- SHORT PROBLEM
Images are not part of the copy; transcribe all the data exactly.

----------

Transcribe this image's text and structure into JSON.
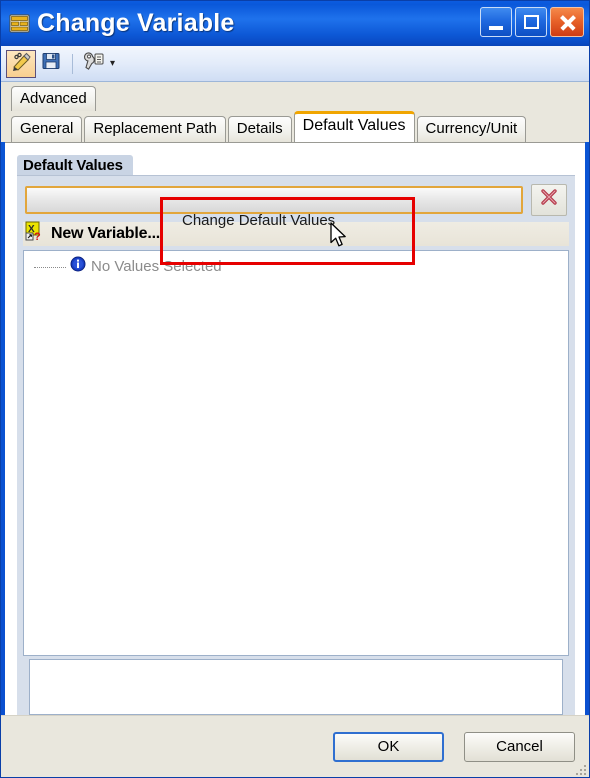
{
  "window": {
    "title": "Change Variable",
    "title_icon": "variable-window-icon",
    "controls": {
      "minimize": "Minimize",
      "maximize": "Maximize",
      "close": "Close"
    },
    "accent_titlebar": "#0d58d6",
    "accent_close": "#e8632a"
  },
  "toolbar": {
    "items": [
      {
        "name": "edit-pencil-icon",
        "label": "Edit",
        "active": true
      },
      {
        "name": "save-floppy-icon",
        "label": "Save",
        "active": false
      },
      {
        "name": "tools-wrench-icon",
        "label": "Tools",
        "active": false
      }
    ],
    "dropdown_arrow": "▾"
  },
  "tabs": {
    "row1": [
      {
        "label": "Advanced",
        "selected": false
      }
    ],
    "row2": [
      {
        "label": "General",
        "selected": false
      },
      {
        "label": "Replacement Path",
        "selected": false
      },
      {
        "label": "Details",
        "selected": false
      },
      {
        "label": "Default Values",
        "selected": true
      },
      {
        "label": "Currency/Unit",
        "selected": false
      }
    ],
    "selected_accent": "#f0a500"
  },
  "group": {
    "header": "Default Values",
    "input": {
      "value": "",
      "placeholder": ""
    },
    "delete_button": {
      "name": "delete-value-button",
      "icon": "red-x-icon",
      "color": "#b33a4a"
    },
    "new_variable": {
      "label": "New Variable...",
      "icon": "new-variable-icon"
    },
    "tree": {
      "rows": [
        {
          "label": "No Values Selected",
          "icon": "info-icon",
          "icon_color": "#1a3fc4"
        }
      ]
    }
  },
  "footer": {
    "ok_label": "OK",
    "cancel_label": "Cancel",
    "resize_grip": "resize-grip"
  },
  "annotation": {
    "highlight_color": "#e60000",
    "tooltip_text": "Change Default Values",
    "cursor": "arrow-cursor"
  }
}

----------

- RESPONSE BELOW
Transcribe this image's text and structure into JSON.
{
  "window": {
    "title": "Change Variable",
    "title_icon": "variable-window-icon",
    "controls": {
      "minimize": "Minimize",
      "maximize": "Maximize",
      "close": "Close"
    },
    "accent_titlebar": "#0d58d6",
    "accent_close": "#e8632a"
  },
  "toolbar": {
    "items": [
      {
        "name": "edit-pencil-icon",
        "label": "Edit",
        "active": true
      },
      {
        "name": "save-floppy-icon",
        "label": "Save",
        "active": false
      },
      {
        "name": "tools-wrench-icon",
        "label": "Tools",
        "active": false
      }
    ],
    "dropdown_arrow": "▾"
  },
  "tabs": {
    "row1": [
      {
        "label": "Advanced",
        "selected": false
      }
    ],
    "row2": [
      {
        "label": "General",
        "selected": false
      },
      {
        "label": "Replacement Path",
        "selected": false
      },
      {
        "label": "Details",
        "selected": false
      },
      {
        "label": "Default Values",
        "selected": true
      },
      {
        "label": "Currency/Unit",
        "selected": false
      }
    ],
    "selected_accent": "#f0a500"
  },
  "group": {
    "header": "Default Values",
    "input": {
      "value": "",
      "placeholder": ""
    },
    "delete_button": {
      "name": "delete-value-button",
      "icon": "red-x-icon",
      "color": "#b33a4a"
    },
    "new_variable": {
      "label": "New Variable...",
      "icon": "new-variable-icon"
    },
    "tree": {
      "rows": [
        {
          "label": "No Values Selected",
          "icon": "info-icon",
          "icon_color": "#1a3fc4"
        }
      ]
    }
  },
  "footer": {
    "ok_label": "OK",
    "cancel_label": "Cancel",
    "resize_grip": "resize-grip"
  },
  "annotation": {
    "highlight_color": "#e60000",
    "tooltip_text": "Change Default Values",
    "cursor": "arrow-cursor"
  }
}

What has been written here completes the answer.